WORKING DATA
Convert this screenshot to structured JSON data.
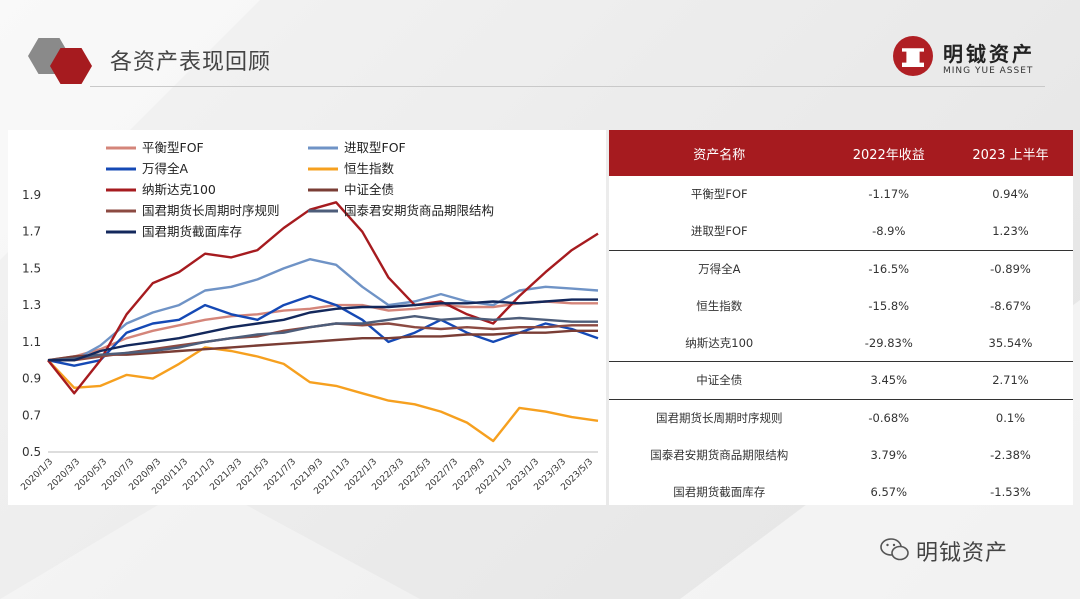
{
  "header": {
    "title": "各资产表现回顾"
  },
  "brand": {
    "name_cn": "明钺资产",
    "name_en": "MING YUE ASSET"
  },
  "footer": {
    "text": "明钺资产"
  },
  "colors": {
    "accent": "#a61b1f",
    "series": [
      "#d4857a",
      "#6f93c6",
      "#1549b5",
      "#f6a01f",
      "#a61b1f",
      "#7a3d35",
      "#8c4a42",
      "#4d5d7a",
      "#13285c"
    ]
  },
  "table": {
    "headers": [
      "资产名称",
      "2022年收益",
      "2023 上半年"
    ],
    "rows": [
      {
        "name": "平衡型FOF",
        "y2022": "-1.17%",
        "h2023": "0.94%",
        "group_end": false
      },
      {
        "name": "进取型FOF",
        "y2022": "-8.9%",
        "h2023": "1.23%",
        "group_end": true
      },
      {
        "name": "万得全A",
        "y2022": "-16.5%",
        "h2023": "-0.89%",
        "group_end": false
      },
      {
        "name": "恒生指数",
        "y2022": "-15.8%",
        "h2023": "-8.67%",
        "group_end": false
      },
      {
        "name": "纳斯达克100",
        "y2022": "-29.83%",
        "h2023": "35.54%",
        "group_end": true
      },
      {
        "name": "中证全债",
        "y2022": "3.45%",
        "h2023": "2.71%",
        "group_end": true
      },
      {
        "name": "国君期货长周期时序规则",
        "y2022": "-0.68%",
        "h2023": "0.1%",
        "group_end": false
      },
      {
        "name": "国泰君安期货商品期限结构",
        "y2022": "3.79%",
        "h2023": "-2.38%",
        "group_end": false
      },
      {
        "name": "国君期货截面库存",
        "y2022": "6.57%",
        "h2023": "-1.53%",
        "group_end": false
      }
    ]
  },
  "chart_data": {
    "type": "line",
    "ylim": [
      0.5,
      1.9
    ],
    "yticks": [
      "1.9",
      "1.7",
      "1.5",
      "1.3",
      "1.1",
      "0.9",
      "0.7",
      "0.5"
    ],
    "xticks": [
      "2020/1/3",
      "2020/3/3",
      "2020/5/3",
      "2020/7/3",
      "2020/9/3",
      "2020/11/3",
      "2021/1/3",
      "2021/3/3",
      "2021/5/3",
      "2021/7/3",
      "2021/9/3",
      "2021/11/3",
      "2022/1/3",
      "2022/3/3",
      "2022/5/3",
      "2022/7/3",
      "2022/9/3",
      "2022/11/3",
      "2023/1/3",
      "2023/3/3",
      "2023/5/3"
    ],
    "x": [
      "2020/1",
      "2020/3",
      "2020/5",
      "2020/7",
      "2020/9",
      "2020/11",
      "2021/1",
      "2021/3",
      "2021/5",
      "2021/7",
      "2021/9",
      "2021/11",
      "2022/1",
      "2022/3",
      "2022/5",
      "2022/7",
      "2022/9",
      "2022/11",
      "2023/1",
      "2023/3",
      "2023/5",
      "2023/6"
    ],
    "legend_placement": "top-left",
    "series": [
      {
        "name": "平衡型FOF",
        "values": [
          1.0,
          1.02,
          1.06,
          1.12,
          1.16,
          1.19,
          1.22,
          1.24,
          1.25,
          1.27,
          1.28,
          1.3,
          1.3,
          1.27,
          1.28,
          1.3,
          1.29,
          1.29,
          1.31,
          1.32,
          1.31,
          1.31
        ]
      },
      {
        "name": "进取型FOF",
        "values": [
          1.0,
          1.0,
          1.08,
          1.2,
          1.26,
          1.3,
          1.38,
          1.4,
          1.44,
          1.5,
          1.55,
          1.52,
          1.4,
          1.3,
          1.32,
          1.36,
          1.32,
          1.3,
          1.38,
          1.4,
          1.39,
          1.38
        ]
      },
      {
        "name": "万得全A",
        "values": [
          1.0,
          0.97,
          1.0,
          1.15,
          1.2,
          1.22,
          1.3,
          1.25,
          1.22,
          1.3,
          1.35,
          1.3,
          1.22,
          1.1,
          1.15,
          1.22,
          1.15,
          1.1,
          1.15,
          1.2,
          1.17,
          1.12
        ]
      },
      {
        "name": "恒生指数",
        "values": [
          1.0,
          0.85,
          0.86,
          0.92,
          0.9,
          0.98,
          1.07,
          1.05,
          1.02,
          0.98,
          0.88,
          0.86,
          0.82,
          0.78,
          0.76,
          0.72,
          0.66,
          0.56,
          0.74,
          0.72,
          0.69,
          0.67
        ]
      },
      {
        "name": "纳斯达克100",
        "values": [
          1.0,
          0.82,
          1.0,
          1.25,
          1.42,
          1.48,
          1.58,
          1.56,
          1.6,
          1.72,
          1.82,
          1.86,
          1.7,
          1.45,
          1.3,
          1.32,
          1.25,
          1.2,
          1.35,
          1.48,
          1.6,
          1.69
        ]
      },
      {
        "name": "中证全债",
        "values": [
          1.0,
          1.02,
          1.03,
          1.03,
          1.04,
          1.05,
          1.06,
          1.07,
          1.08,
          1.09,
          1.1,
          1.11,
          1.12,
          1.12,
          1.13,
          1.13,
          1.14,
          1.14,
          1.15,
          1.15,
          1.16,
          1.16
        ]
      },
      {
        "name": "国君期货长周期时序规则",
        "values": [
          1.0,
          1.0,
          1.02,
          1.04,
          1.06,
          1.08,
          1.1,
          1.12,
          1.13,
          1.16,
          1.18,
          1.2,
          1.19,
          1.2,
          1.18,
          1.17,
          1.18,
          1.17,
          1.18,
          1.18,
          1.19,
          1.19
        ]
      },
      {
        "name": "国泰君安期货商品期限结构",
        "values": [
          1.0,
          1.01,
          1.03,
          1.04,
          1.05,
          1.07,
          1.1,
          1.12,
          1.14,
          1.15,
          1.18,
          1.2,
          1.2,
          1.22,
          1.24,
          1.22,
          1.23,
          1.22,
          1.23,
          1.22,
          1.21,
          1.21
        ]
      },
      {
        "name": "国君期货截面库存",
        "values": [
          1.0,
          1.0,
          1.05,
          1.08,
          1.1,
          1.12,
          1.15,
          1.18,
          1.2,
          1.22,
          1.26,
          1.28,
          1.29,
          1.29,
          1.3,
          1.31,
          1.31,
          1.32,
          1.31,
          1.32,
          1.33,
          1.33
        ]
      }
    ]
  }
}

EXERCISE
Output every entry exactly as given; pictures are not part of the copy.

EXERCISE ANSWER
Convert this screenshot to structured JSON data.
{
  "header": {
    "title": "各资产表现回顾"
  },
  "brand": {
    "name_cn": "明钺资产",
    "name_en": "MING YUE ASSET"
  },
  "footer": {
    "text": "明钺资产"
  },
  "colors": {
    "accent": "#a61b1f",
    "series": [
      "#d4857a",
      "#6f93c6",
      "#1549b5",
      "#f6a01f",
      "#a61b1f",
      "#7a3d35",
      "#8c4a42",
      "#4d5d7a",
      "#13285c"
    ]
  },
  "table": {
    "headers": [
      "资产名称",
      "2022年收益",
      "2023 上半年"
    ],
    "rows": [
      {
        "name": "平衡型FOF",
        "y2022": "-1.17%",
        "h2023": "0.94%",
        "group_end": false
      },
      {
        "name": "进取型FOF",
        "y2022": "-8.9%",
        "h2023": "1.23%",
        "group_end": true
      },
      {
        "name": "万得全A",
        "y2022": "-16.5%",
        "h2023": "-0.89%",
        "group_end": false
      },
      {
        "name": "恒生指数",
        "y2022": "-15.8%",
        "h2023": "-8.67%",
        "group_end": false
      },
      {
        "name": "纳斯达克100",
        "y2022": "-29.83%",
        "h2023": "35.54%",
        "group_end": true
      },
      {
        "name": "中证全债",
        "y2022": "3.45%",
        "h2023": "2.71%",
        "group_end": true
      },
      {
        "name": "国君期货长周期时序规则",
        "y2022": "-0.68%",
        "h2023": "0.1%",
        "group_end": false
      },
      {
        "name": "国泰君安期货商品期限结构",
        "y2022": "3.79%",
        "h2023": "-2.38%",
        "group_end": false
      },
      {
        "name": "国君期货截面库存",
        "y2022": "6.57%",
        "h2023": "-1.53%",
        "group_end": false
      }
    ]
  },
  "chart_data": {
    "type": "line",
    "ylim": [
      0.5,
      1.9
    ],
    "yticks": [
      "1.9",
      "1.7",
      "1.5",
      "1.3",
      "1.1",
      "0.9",
      "0.7",
      "0.5"
    ],
    "xticks": [
      "2020/1/3",
      "2020/3/3",
      "2020/5/3",
      "2020/7/3",
      "2020/9/3",
      "2020/11/3",
      "2021/1/3",
      "2021/3/3",
      "2021/5/3",
      "2021/7/3",
      "2021/9/3",
      "2021/11/3",
      "2022/1/3",
      "2022/3/3",
      "2022/5/3",
      "2022/7/3",
      "2022/9/3",
      "2022/11/3",
      "2023/1/3",
      "2023/3/3",
      "2023/5/3"
    ],
    "x": [
      "2020/1",
      "2020/3",
      "2020/5",
      "2020/7",
      "2020/9",
      "2020/11",
      "2021/1",
      "2021/3",
      "2021/5",
      "2021/7",
      "2021/9",
      "2021/11",
      "2022/1",
      "2022/3",
      "2022/5",
      "2022/7",
      "2022/9",
      "2022/11",
      "2023/1",
      "2023/3",
      "2023/5",
      "2023/6"
    ],
    "legend_placement": "top-left",
    "series": [
      {
        "name": "平衡型FOF",
        "values": [
          1.0,
          1.02,
          1.06,
          1.12,
          1.16,
          1.19,
          1.22,
          1.24,
          1.25,
          1.27,
          1.28,
          1.3,
          1.3,
          1.27,
          1.28,
          1.3,
          1.29,
          1.29,
          1.31,
          1.32,
          1.31,
          1.31
        ]
      },
      {
        "name": "进取型FOF",
        "values": [
          1.0,
          1.0,
          1.08,
          1.2,
          1.26,
          1.3,
          1.38,
          1.4,
          1.44,
          1.5,
          1.55,
          1.52,
          1.4,
          1.3,
          1.32,
          1.36,
          1.32,
          1.3,
          1.38,
          1.4,
          1.39,
          1.38
        ]
      },
      {
        "name": "万得全A",
        "values": [
          1.0,
          0.97,
          1.0,
          1.15,
          1.2,
          1.22,
          1.3,
          1.25,
          1.22,
          1.3,
          1.35,
          1.3,
          1.22,
          1.1,
          1.15,
          1.22,
          1.15,
          1.1,
          1.15,
          1.2,
          1.17,
          1.12
        ]
      },
      {
        "name": "恒生指数",
        "values": [
          1.0,
          0.85,
          0.86,
          0.92,
          0.9,
          0.98,
          1.07,
          1.05,
          1.02,
          0.98,
          0.88,
          0.86,
          0.82,
          0.78,
          0.76,
          0.72,
          0.66,
          0.56,
          0.74,
          0.72,
          0.69,
          0.67
        ]
      },
      {
        "name": "纳斯达克100",
        "values": [
          1.0,
          0.82,
          1.0,
          1.25,
          1.42,
          1.48,
          1.58,
          1.56,
          1.6,
          1.72,
          1.82,
          1.86,
          1.7,
          1.45,
          1.3,
          1.32,
          1.25,
          1.2,
          1.35,
          1.48,
          1.6,
          1.69
        ]
      },
      {
        "name": "中证全债",
        "values": [
          1.0,
          1.02,
          1.03,
          1.03,
          1.04,
          1.05,
          1.06,
          1.07,
          1.08,
          1.09,
          1.1,
          1.11,
          1.12,
          1.12,
          1.13,
          1.13,
          1.14,
          1.14,
          1.15,
          1.15,
          1.16,
          1.16
        ]
      },
      {
        "name": "国君期货长周期时序规则",
        "values": [
          1.0,
          1.0,
          1.02,
          1.04,
          1.06,
          1.08,
          1.1,
          1.12,
          1.13,
          1.16,
          1.18,
          1.2,
          1.19,
          1.2,
          1.18,
          1.17,
          1.18,
          1.17,
          1.18,
          1.18,
          1.19,
          1.19
        ]
      },
      {
        "name": "国泰君安期货商品期限结构",
        "values": [
          1.0,
          1.01,
          1.03,
          1.04,
          1.05,
          1.07,
          1.1,
          1.12,
          1.14,
          1.15,
          1.18,
          1.2,
          1.2,
          1.22,
          1.24,
          1.22,
          1.23,
          1.22,
          1.23,
          1.22,
          1.21,
          1.21
        ]
      },
      {
        "name": "国君期货截面库存",
        "values": [
          1.0,
          1.0,
          1.05,
          1.08,
          1.1,
          1.12,
          1.15,
          1.18,
          1.2,
          1.22,
          1.26,
          1.28,
          1.29,
          1.29,
          1.3,
          1.31,
          1.31,
          1.32,
          1.31,
          1.32,
          1.33,
          1.33
        ]
      }
    ]
  }
}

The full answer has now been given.